**Prompt**
Report each line of the data that has "醋酸甲地孕酮分散片" somewhere in it.
***
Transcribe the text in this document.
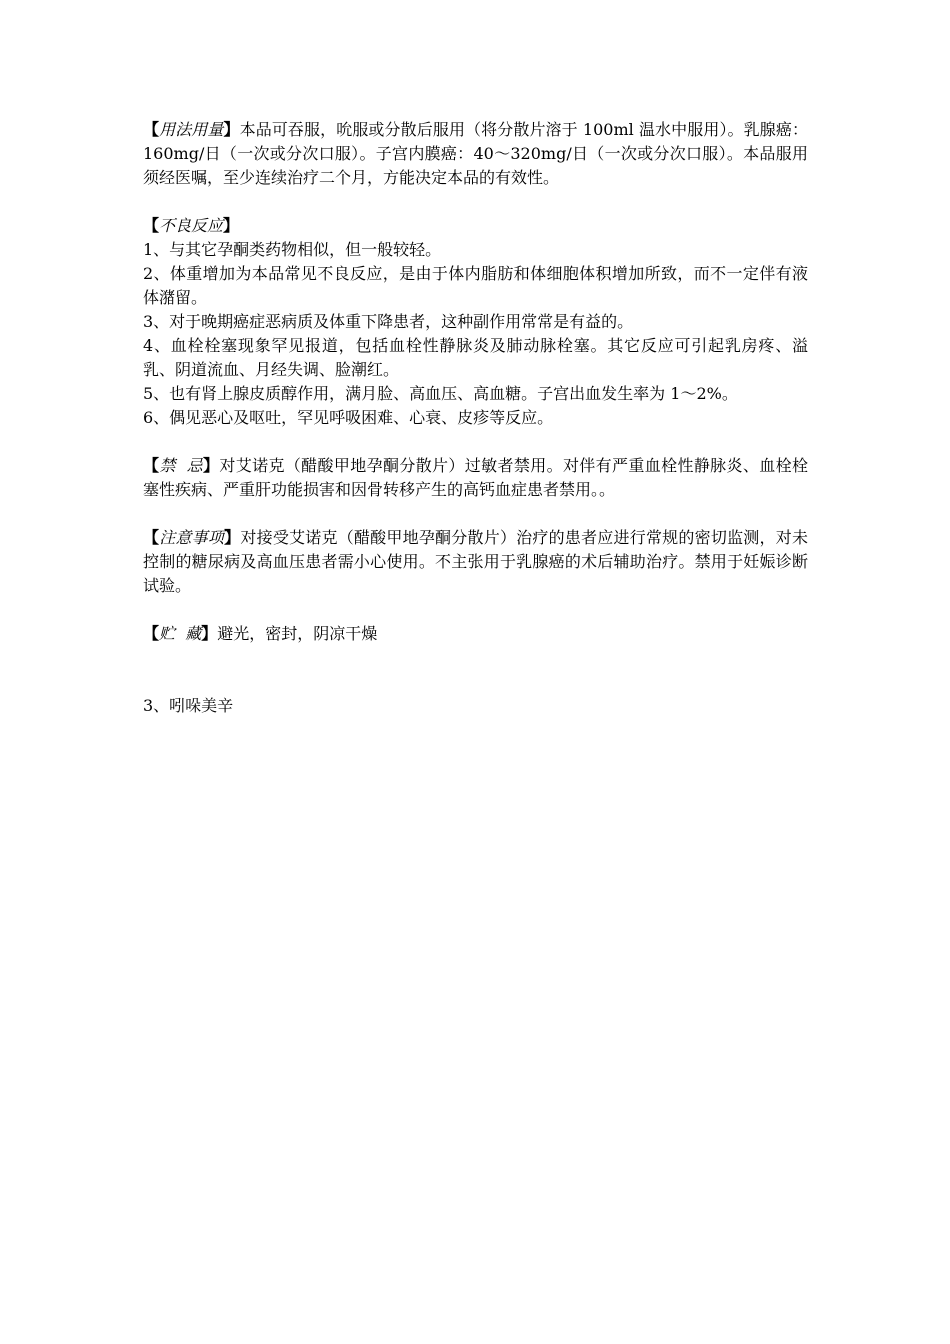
【用法用量】本品可吞服，吮服或分散后服用（将分散片溶于 100ml 温水中服用）。乳腺癌：160mg/日（一次或分次口服）。子宫内膜癌：40～320mg/日（一次或分次口服）。本品服用须经医嘱，至少连续治疗二个月，方能决定本品的有效性。

【不良反应】

1、与其它孕酮类药物相似，但一般较轻。

2、体重增加为本品常见不良反应，是由于体内脂肪和体细胞体积增加所致，而不一定伴有液体潴留。

3、对于晚期癌症恶病质及体重下降患者，这种副作用常常是有益的。

4、血栓栓塞现象罕见报道，包括血栓性静脉炎及肺动脉栓塞。其它反应可引起乳房疼、溢乳、阴道流血、月经失调、脸潮红。

5、也有肾上腺皮质醇作用，满月脸、高血压、高血糖。子宫出血发生率为 1～2%。

6、偶见恶心及呕吐，罕见呼吸困难、心衰、皮疹等反应。

【禁  忌】对艾诺克（醋酸甲地孕酮分散片）过敏者禁用。对伴有严重血栓性静脉炎、血栓栓塞性疾病、严重肝功能损害和因骨转移产生的高钙血症患者禁用。。

【注意事项】对接受艾诺克（醋酸甲地孕酮分散片）治疗的患者应进行常规的密切监测，对未控制的糖尿病及高血压患者需小心使用。不主张用于乳腺癌的术后辅助治疗。禁用于妊娠诊断试验。

【贮  藏】避光，密封，阴凉干燥

3、吲哚美辛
***
**Exercise result**
【禁  忌】对艾诺克（醋酸甲地孕酮分散片）过敏者禁用。对伴有严重血栓性静脉炎、血栓栓塞性疾病、严重肝功能损害和因骨转移产生的高钙血症患者禁用。。
【注意事项】对接受艾诺克（醋酸甲地孕酮分散片）治疗的患者应进行常规的密切监测，对未控制的糖尿病及高血压患者需小心使用。不主张用于乳腺癌的术后辅助治疗。禁用于妊娠诊断试验。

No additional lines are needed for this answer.